TASK TO COMPLETE ->
Return all of the data exactly as given.

--- start of MATERIAL FOR THIS EXERCISE ---

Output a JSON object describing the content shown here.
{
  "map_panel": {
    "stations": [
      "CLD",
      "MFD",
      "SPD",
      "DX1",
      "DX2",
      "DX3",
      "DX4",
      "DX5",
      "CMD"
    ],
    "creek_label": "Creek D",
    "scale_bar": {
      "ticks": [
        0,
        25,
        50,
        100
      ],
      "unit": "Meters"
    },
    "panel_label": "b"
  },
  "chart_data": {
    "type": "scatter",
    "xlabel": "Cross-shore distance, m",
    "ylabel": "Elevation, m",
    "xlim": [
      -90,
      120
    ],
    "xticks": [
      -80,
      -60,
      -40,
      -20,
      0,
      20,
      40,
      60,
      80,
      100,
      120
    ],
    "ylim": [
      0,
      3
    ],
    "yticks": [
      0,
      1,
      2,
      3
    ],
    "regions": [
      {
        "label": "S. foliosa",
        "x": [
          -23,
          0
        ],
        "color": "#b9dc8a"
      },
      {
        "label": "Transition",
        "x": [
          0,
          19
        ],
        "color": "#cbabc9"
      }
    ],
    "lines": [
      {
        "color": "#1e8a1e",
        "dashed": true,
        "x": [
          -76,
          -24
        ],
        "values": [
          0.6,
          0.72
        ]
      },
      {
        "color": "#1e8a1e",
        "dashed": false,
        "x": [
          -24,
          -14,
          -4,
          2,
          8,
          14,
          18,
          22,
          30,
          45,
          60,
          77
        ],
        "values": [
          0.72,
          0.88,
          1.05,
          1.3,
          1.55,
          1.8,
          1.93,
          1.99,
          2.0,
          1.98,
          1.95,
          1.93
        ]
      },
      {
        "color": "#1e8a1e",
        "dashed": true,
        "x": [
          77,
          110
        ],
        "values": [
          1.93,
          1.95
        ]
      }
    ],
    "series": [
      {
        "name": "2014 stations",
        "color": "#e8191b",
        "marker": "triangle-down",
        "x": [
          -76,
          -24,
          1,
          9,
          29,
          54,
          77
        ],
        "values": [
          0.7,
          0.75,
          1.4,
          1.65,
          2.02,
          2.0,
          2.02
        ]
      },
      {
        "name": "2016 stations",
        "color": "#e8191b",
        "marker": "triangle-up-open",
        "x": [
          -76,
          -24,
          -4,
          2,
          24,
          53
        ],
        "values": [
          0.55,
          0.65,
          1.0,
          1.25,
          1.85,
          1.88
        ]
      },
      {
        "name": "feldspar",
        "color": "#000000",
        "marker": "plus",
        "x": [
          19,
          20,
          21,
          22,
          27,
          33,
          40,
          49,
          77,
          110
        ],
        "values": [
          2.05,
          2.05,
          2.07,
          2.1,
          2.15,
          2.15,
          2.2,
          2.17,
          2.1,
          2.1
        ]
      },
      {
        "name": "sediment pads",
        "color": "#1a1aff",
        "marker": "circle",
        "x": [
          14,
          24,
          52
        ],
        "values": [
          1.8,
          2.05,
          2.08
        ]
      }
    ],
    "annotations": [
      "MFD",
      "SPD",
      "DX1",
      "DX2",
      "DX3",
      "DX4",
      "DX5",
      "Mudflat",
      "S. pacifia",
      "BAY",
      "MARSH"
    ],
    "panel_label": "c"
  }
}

--- end of MATERIAL FOR THIS EXERCISE ---

SOLUTION TO THIS TASK ->
Output a JSON object describing the content shown here.
{
  "map_panel": {
    "stations": [
      "CLD",
      "MFD",
      "SPD",
      "DX1",
      "DX2",
      "DX3",
      "DX4",
      "DX5",
      "CMD"
    ],
    "creek_label": "Creek D",
    "scale_bar": {
      "ticks": [
        0,
        25,
        50,
        100
      ],
      "unit": "Meters"
    },
    "panel_label": "b"
  },
  "chart_data": {
    "type": "scatter",
    "xlabel": "Cross-shore distance, m",
    "ylabel": "Elevation, m",
    "xlim": [
      -90,
      120
    ],
    "xticks": [
      -80,
      -60,
      -40,
      -20,
      0,
      20,
      40,
      60,
      80,
      100,
      120
    ],
    "ylim": [
      0,
      3
    ],
    "yticks": [
      0,
      1,
      2,
      3
    ],
    "regions": [
      {
        "label": "S. foliosa",
        "x": [
          -23,
          0
        ],
        "color": "#b9dc8a"
      },
      {
        "label": "Transition",
        "x": [
          0,
          19
        ],
        "color": "#cbabc9"
      }
    ],
    "lines": [
      {
        "color": "#1e8a1e",
        "dashed": true,
        "x": [
          -76,
          -24
        ],
        "values": [
          0.6,
          0.72
        ]
      },
      {
        "color": "#1e8a1e",
        "dashed": false,
        "x": [
          -24,
          -14,
          -4,
          2,
          8,
          14,
          18,
          22,
          30,
          45,
          60,
          77
        ],
        "values": [
          0.72,
          0.88,
          1.05,
          1.3,
          1.55,
          1.8,
          1.93,
          1.99,
          2.0,
          1.98,
          1.95,
          1.93
        ]
      },
      {
        "color": "#1e8a1e",
        "dashed": true,
        "x": [
          77,
          110
        ],
        "values": [
          1.93,
          1.95
        ]
      }
    ],
    "series": [
      {
        "name": "2014 stations",
        "color": "#e8191b",
        "marker": "triangle-down",
        "x": [
          -76,
          -24,
          1,
          9,
          29,
          54,
          77
        ],
        "values": [
          0.7,
          0.75,
          1.4,
          1.65,
          2.02,
          2.0,
          2.02
        ]
      },
      {
        "name": "2016 stations",
        "color": "#e8191b",
        "marker": "triangle-up-open",
        "x": [
          -76,
          -24,
          -4,
          2,
          24,
          53
        ],
        "values": [
          0.55,
          0.65,
          1.0,
          1.25,
          1.85,
          1.88
        ]
      },
      {
        "name": "feldspar",
        "color": "#000000",
        "marker": "plus",
        "x": [
          19,
          20,
          21,
          22,
          27,
          33,
          40,
          49,
          77,
          110
        ],
        "values": [
          2.05,
          2.05,
          2.07,
          2.1,
          2.15,
          2.15,
          2.2,
          2.17,
          2.1,
          2.1
        ]
      },
      {
        "name": "sediment pads",
        "color": "#1a1aff",
        "marker": "circle",
        "x": [
          14,
          24,
          52
        ],
        "values": [
          1.8,
          2.05,
          2.08
        ]
      }
    ],
    "annotations": [
      "MFD",
      "SPD",
      "DX1",
      "DX2",
      "DX3",
      "DX4",
      "DX5",
      "Mudflat",
      "S. pacifia",
      "BAY",
      "MARSH"
    ],
    "panel_label": "c"
  }
}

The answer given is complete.